■ **Aim**
Take each line that has the word "score" and return it.

■ **The input**
____________
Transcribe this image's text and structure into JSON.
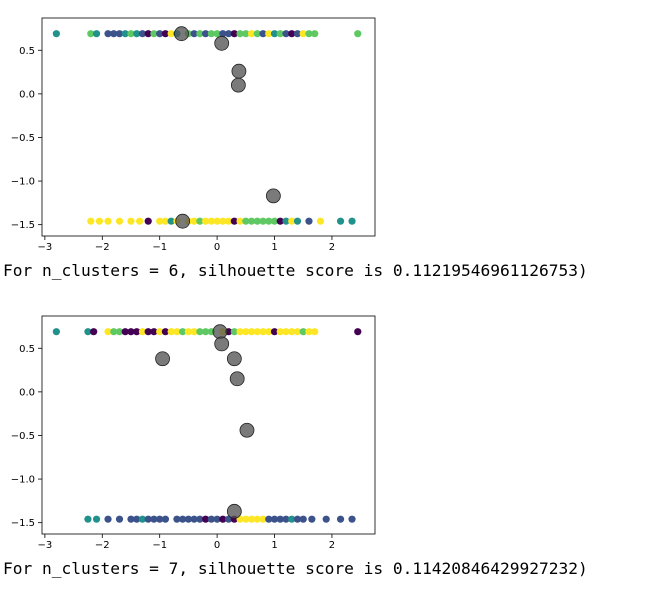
{
  "colors": {
    "purple": "#440154",
    "blue": "#3b528b",
    "teal": "#21918c",
    "green": "#5ec962",
    "yellow": "#fde725",
    "centroid": "#555555"
  },
  "chart_data": [
    {
      "type": "scatter",
      "title": "",
      "xlabel": "",
      "ylabel": "",
      "xlim": [
        -3.05,
        2.75
      ],
      "ylim": [
        -1.63,
        0.87
      ],
      "xticks": [
        -3,
        -2,
        -1,
        0,
        1,
        2
      ],
      "yticks": [
        -1.5,
        -1.0,
        -0.5,
        0.0,
        0.5
      ],
      "xtick_labels": [
        "−3",
        "−2",
        "−1",
        "0",
        "1",
        "2"
      ],
      "ytick_labels": [
        "−1.5",
        "−1.0",
        "−0.5",
        "0.0",
        "0.5"
      ],
      "grid": false,
      "points": [
        {
          "x": -2.8,
          "y": 0.69,
          "c": "teal"
        },
        {
          "x": -2.2,
          "y": 0.69,
          "c": "green"
        },
        {
          "x": -2.1,
          "y": 0.69,
          "c": "teal"
        },
        {
          "x": -1.9,
          "y": 0.69,
          "c": "blue"
        },
        {
          "x": -1.8,
          "y": 0.69,
          "c": "blue"
        },
        {
          "x": -1.7,
          "y": 0.69,
          "c": "blue"
        },
        {
          "x": -1.6,
          "y": 0.69,
          "c": "teal"
        },
        {
          "x": -1.5,
          "y": 0.69,
          "c": "green"
        },
        {
          "x": -1.4,
          "y": 0.69,
          "c": "teal"
        },
        {
          "x": -1.3,
          "y": 0.69,
          "c": "blue"
        },
        {
          "x": -1.2,
          "y": 0.69,
          "c": "purple"
        },
        {
          "x": -1.1,
          "y": 0.69,
          "c": "green"
        },
        {
          "x": -1.0,
          "y": 0.69,
          "c": "blue"
        },
        {
          "x": -0.9,
          "y": 0.69,
          "c": "purple"
        },
        {
          "x": -0.8,
          "y": 0.69,
          "c": "yellow"
        },
        {
          "x": -0.7,
          "y": 0.69,
          "c": "teal"
        },
        {
          "x": -0.5,
          "y": 0.69,
          "c": "green"
        },
        {
          "x": -0.4,
          "y": 0.69,
          "c": "blue"
        },
        {
          "x": -0.3,
          "y": 0.69,
          "c": "green"
        },
        {
          "x": -0.2,
          "y": 0.69,
          "c": "blue"
        },
        {
          "x": -0.1,
          "y": 0.69,
          "c": "green"
        },
        {
          "x": 0.0,
          "y": 0.69,
          "c": "green"
        },
        {
          "x": 0.1,
          "y": 0.69,
          "c": "blue"
        },
        {
          "x": 0.2,
          "y": 0.69,
          "c": "blue"
        },
        {
          "x": 0.3,
          "y": 0.69,
          "c": "purple"
        },
        {
          "x": 0.4,
          "y": 0.69,
          "c": "green"
        },
        {
          "x": 0.5,
          "y": 0.69,
          "c": "green"
        },
        {
          "x": 0.6,
          "y": 0.69,
          "c": "yellow"
        },
        {
          "x": 0.7,
          "y": 0.69,
          "c": "green"
        },
        {
          "x": 0.8,
          "y": 0.69,
          "c": "blue"
        },
        {
          "x": 0.9,
          "y": 0.69,
          "c": "yellow"
        },
        {
          "x": 1.0,
          "y": 0.69,
          "c": "teal"
        },
        {
          "x": 1.1,
          "y": 0.69,
          "c": "green"
        },
        {
          "x": 1.2,
          "y": 0.69,
          "c": "blue"
        },
        {
          "x": 1.3,
          "y": 0.69,
          "c": "purple"
        },
        {
          "x": 1.4,
          "y": 0.69,
          "c": "blue"
        },
        {
          "x": 1.5,
          "y": 0.69,
          "c": "yellow"
        },
        {
          "x": 1.6,
          "y": 0.69,
          "c": "green"
        },
        {
          "x": 1.7,
          "y": 0.69,
          "c": "green"
        },
        {
          "x": 2.45,
          "y": 0.69,
          "c": "green"
        },
        {
          "x": -2.2,
          "y": -1.46,
          "c": "yellow"
        },
        {
          "x": -2.05,
          "y": -1.46,
          "c": "yellow"
        },
        {
          "x": -1.9,
          "y": -1.46,
          "c": "yellow"
        },
        {
          "x": -1.7,
          "y": -1.46,
          "c": "yellow"
        },
        {
          "x": -1.5,
          "y": -1.46,
          "c": "yellow"
        },
        {
          "x": -1.35,
          "y": -1.46,
          "c": "yellow"
        },
        {
          "x": -1.2,
          "y": -1.46,
          "c": "purple"
        },
        {
          "x": -1.0,
          "y": -1.46,
          "c": "yellow"
        },
        {
          "x": -0.9,
          "y": -1.46,
          "c": "yellow"
        },
        {
          "x": -0.8,
          "y": -1.46,
          "c": "teal"
        },
        {
          "x": -0.7,
          "y": -1.46,
          "c": "yellow"
        },
        {
          "x": -0.5,
          "y": -1.46,
          "c": "yellow"
        },
        {
          "x": -0.4,
          "y": -1.46,
          "c": "yellow"
        },
        {
          "x": -0.3,
          "y": -1.46,
          "c": "green"
        },
        {
          "x": -0.2,
          "y": -1.46,
          "c": "yellow"
        },
        {
          "x": -0.1,
          "y": -1.46,
          "c": "yellow"
        },
        {
          "x": 0.0,
          "y": -1.46,
          "c": "yellow"
        },
        {
          "x": 0.1,
          "y": -1.46,
          "c": "yellow"
        },
        {
          "x": 0.2,
          "y": -1.46,
          "c": "yellow"
        },
        {
          "x": 0.3,
          "y": -1.46,
          "c": "purple"
        },
        {
          "x": 0.4,
          "y": -1.46,
          "c": "yellow"
        },
        {
          "x": 0.5,
          "y": -1.46,
          "c": "green"
        },
        {
          "x": 0.6,
          "y": -1.46,
          "c": "green"
        },
        {
          "x": 0.7,
          "y": -1.46,
          "c": "green"
        },
        {
          "x": 0.8,
          "y": -1.46,
          "c": "green"
        },
        {
          "x": 0.9,
          "y": -1.46,
          "c": "green"
        },
        {
          "x": 1.0,
          "y": -1.46,
          "c": "green"
        },
        {
          "x": 1.1,
          "y": -1.46,
          "c": "purple"
        },
        {
          "x": 1.2,
          "y": -1.46,
          "c": "teal"
        },
        {
          "x": 1.3,
          "y": -1.46,
          "c": "yellow"
        },
        {
          "x": 1.4,
          "y": -1.46,
          "c": "teal"
        },
        {
          "x": 1.6,
          "y": -1.46,
          "c": "blue"
        },
        {
          "x": 1.8,
          "y": -1.46,
          "c": "yellow"
        },
        {
          "x": 2.15,
          "y": -1.46,
          "c": "teal"
        },
        {
          "x": 2.35,
          "y": -1.46,
          "c": "teal"
        }
      ],
      "centroids": [
        {
          "x": -0.62,
          "y": 0.69
        },
        {
          "x": 0.08,
          "y": 0.58
        },
        {
          "x": 0.38,
          "y": 0.26
        },
        {
          "x": 0.37,
          "y": 0.1
        },
        {
          "x": 0.98,
          "y": -1.17
        },
        {
          "x": -0.6,
          "y": -1.46
        }
      ]
    },
    {
      "type": "scatter",
      "title": "",
      "xlabel": "",
      "ylabel": "",
      "xlim": [
        -3.05,
        2.75
      ],
      "ylim": [
        -1.63,
        0.87
      ],
      "xticks": [
        -3,
        -2,
        -1,
        0,
        1,
        2
      ],
      "yticks": [
        -1.5,
        -1.0,
        -0.5,
        0.0,
        0.5
      ],
      "xtick_labels": [
        "−3",
        "−2",
        "−1",
        "0",
        "1",
        "2"
      ],
      "ytick_labels": [
        "−1.5",
        "−1.0",
        "−0.5",
        "0.0",
        "0.5"
      ],
      "grid": false,
      "points": [
        {
          "x": -2.8,
          "y": 0.69,
          "c": "teal"
        },
        {
          "x": -2.25,
          "y": 0.69,
          "c": "teal"
        },
        {
          "x": -2.15,
          "y": 0.69,
          "c": "purple"
        },
        {
          "x": -1.9,
          "y": 0.69,
          "c": "yellow"
        },
        {
          "x": -1.8,
          "y": 0.69,
          "c": "green"
        },
        {
          "x": -1.7,
          "y": 0.69,
          "c": "green"
        },
        {
          "x": -1.6,
          "y": 0.69,
          "c": "purple"
        },
        {
          "x": -1.5,
          "y": 0.69,
          "c": "purple"
        },
        {
          "x": -1.4,
          "y": 0.69,
          "c": "purple"
        },
        {
          "x": -1.3,
          "y": 0.69,
          "c": "yellow"
        },
        {
          "x": -1.2,
          "y": 0.69,
          "c": "purple"
        },
        {
          "x": -1.1,
          "y": 0.69,
          "c": "purple"
        },
        {
          "x": -1.0,
          "y": 0.69,
          "c": "yellow"
        },
        {
          "x": -0.9,
          "y": 0.69,
          "c": "purple"
        },
        {
          "x": -0.8,
          "y": 0.69,
          "c": "yellow"
        },
        {
          "x": -0.7,
          "y": 0.69,
          "c": "yellow"
        },
        {
          "x": -0.6,
          "y": 0.69,
          "c": "green"
        },
        {
          "x": -0.5,
          "y": 0.69,
          "c": "yellow"
        },
        {
          "x": -0.4,
          "y": 0.69,
          "c": "yellow"
        },
        {
          "x": -0.3,
          "y": 0.69,
          "c": "green"
        },
        {
          "x": -0.2,
          "y": 0.69,
          "c": "green"
        },
        {
          "x": -0.1,
          "y": 0.69,
          "c": "green"
        },
        {
          "x": 0.1,
          "y": 0.69,
          "c": "yellow"
        },
        {
          "x": 0.2,
          "y": 0.69,
          "c": "purple"
        },
        {
          "x": 0.3,
          "y": 0.69,
          "c": "green"
        },
        {
          "x": 0.4,
          "y": 0.69,
          "c": "yellow"
        },
        {
          "x": 0.5,
          "y": 0.69,
          "c": "yellow"
        },
        {
          "x": 0.6,
          "y": 0.69,
          "c": "yellow"
        },
        {
          "x": 0.7,
          "y": 0.69,
          "c": "yellow"
        },
        {
          "x": 0.8,
          "y": 0.69,
          "c": "yellow"
        },
        {
          "x": 0.9,
          "y": 0.69,
          "c": "yellow"
        },
        {
          "x": 1.0,
          "y": 0.69,
          "c": "purple"
        },
        {
          "x": 1.1,
          "y": 0.69,
          "c": "yellow"
        },
        {
          "x": 1.2,
          "y": 0.69,
          "c": "yellow"
        },
        {
          "x": 1.3,
          "y": 0.69,
          "c": "yellow"
        },
        {
          "x": 1.4,
          "y": 0.69,
          "c": "yellow"
        },
        {
          "x": 1.5,
          "y": 0.69,
          "c": "green"
        },
        {
          "x": 1.6,
          "y": 0.69,
          "c": "yellow"
        },
        {
          "x": 1.7,
          "y": 0.69,
          "c": "yellow"
        },
        {
          "x": 2.45,
          "y": 0.69,
          "c": "purple"
        },
        {
          "x": -2.25,
          "y": -1.46,
          "c": "teal"
        },
        {
          "x": -2.1,
          "y": -1.46,
          "c": "teal"
        },
        {
          "x": -1.9,
          "y": -1.46,
          "c": "blue"
        },
        {
          "x": -1.7,
          "y": -1.46,
          "c": "blue"
        },
        {
          "x": -1.5,
          "y": -1.46,
          "c": "blue"
        },
        {
          "x": -1.4,
          "y": -1.46,
          "c": "blue"
        },
        {
          "x": -1.3,
          "y": -1.46,
          "c": "teal"
        },
        {
          "x": -1.2,
          "y": -1.46,
          "c": "blue"
        },
        {
          "x": -1.1,
          "y": -1.46,
          "c": "blue"
        },
        {
          "x": -1.0,
          "y": -1.46,
          "c": "blue"
        },
        {
          "x": -0.9,
          "y": -1.46,
          "c": "blue"
        },
        {
          "x": -0.7,
          "y": -1.46,
          "c": "blue"
        },
        {
          "x": -0.6,
          "y": -1.46,
          "c": "blue"
        },
        {
          "x": -0.5,
          "y": -1.46,
          "c": "blue"
        },
        {
          "x": -0.4,
          "y": -1.46,
          "c": "blue"
        },
        {
          "x": -0.3,
          "y": -1.46,
          "c": "blue"
        },
        {
          "x": -0.2,
          "y": -1.46,
          "c": "purple"
        },
        {
          "x": -0.1,
          "y": -1.46,
          "c": "blue"
        },
        {
          "x": 0.0,
          "y": -1.46,
          "c": "blue"
        },
        {
          "x": 0.1,
          "y": -1.46,
          "c": "purple"
        },
        {
          "x": 0.2,
          "y": -1.46,
          "c": "blue"
        },
        {
          "x": 0.3,
          "y": -1.46,
          "c": "purple"
        },
        {
          "x": 0.4,
          "y": -1.46,
          "c": "yellow"
        },
        {
          "x": 0.5,
          "y": -1.46,
          "c": "yellow"
        },
        {
          "x": 0.6,
          "y": -1.46,
          "c": "yellow"
        },
        {
          "x": 0.7,
          "y": -1.46,
          "c": "yellow"
        },
        {
          "x": 0.8,
          "y": -1.46,
          "c": "yellow"
        },
        {
          "x": 0.9,
          "y": -1.46,
          "c": "blue"
        },
        {
          "x": 1.0,
          "y": -1.46,
          "c": "blue"
        },
        {
          "x": 1.1,
          "y": -1.46,
          "c": "blue"
        },
        {
          "x": 1.2,
          "y": -1.46,
          "c": "blue"
        },
        {
          "x": 1.3,
          "y": -1.46,
          "c": "teal"
        },
        {
          "x": 1.4,
          "y": -1.46,
          "c": "blue"
        },
        {
          "x": 1.5,
          "y": -1.46,
          "c": "blue"
        },
        {
          "x": 1.65,
          "y": -1.46,
          "c": "blue"
        },
        {
          "x": 1.9,
          "y": -1.46,
          "c": "blue"
        },
        {
          "x": 2.15,
          "y": -1.46,
          "c": "blue"
        },
        {
          "x": 2.35,
          "y": -1.46,
          "c": "blue"
        }
      ],
      "centroids": [
        {
          "x": 0.05,
          "y": 0.69
        },
        {
          "x": 0.08,
          "y": 0.55
        },
        {
          "x": -0.95,
          "y": 0.38
        },
        {
          "x": 0.3,
          "y": 0.38
        },
        {
          "x": 0.35,
          "y": 0.15
        },
        {
          "x": 0.52,
          "y": -0.44
        },
        {
          "x": 0.3,
          "y": -1.37
        }
      ]
    }
  ],
  "captions": [
    "For n_clusters = 6, silhouette score is 0.11219546961126753)",
    "For n_clusters = 7, silhouette score is 0.11420846429927232)"
  ]
}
____________
■ **Written answer**
    "For n_clusters = 6, silhouette score is 0.11219546961126753)",
    "For n_clusters = 7, silhouette score is 0.11420846429927232)"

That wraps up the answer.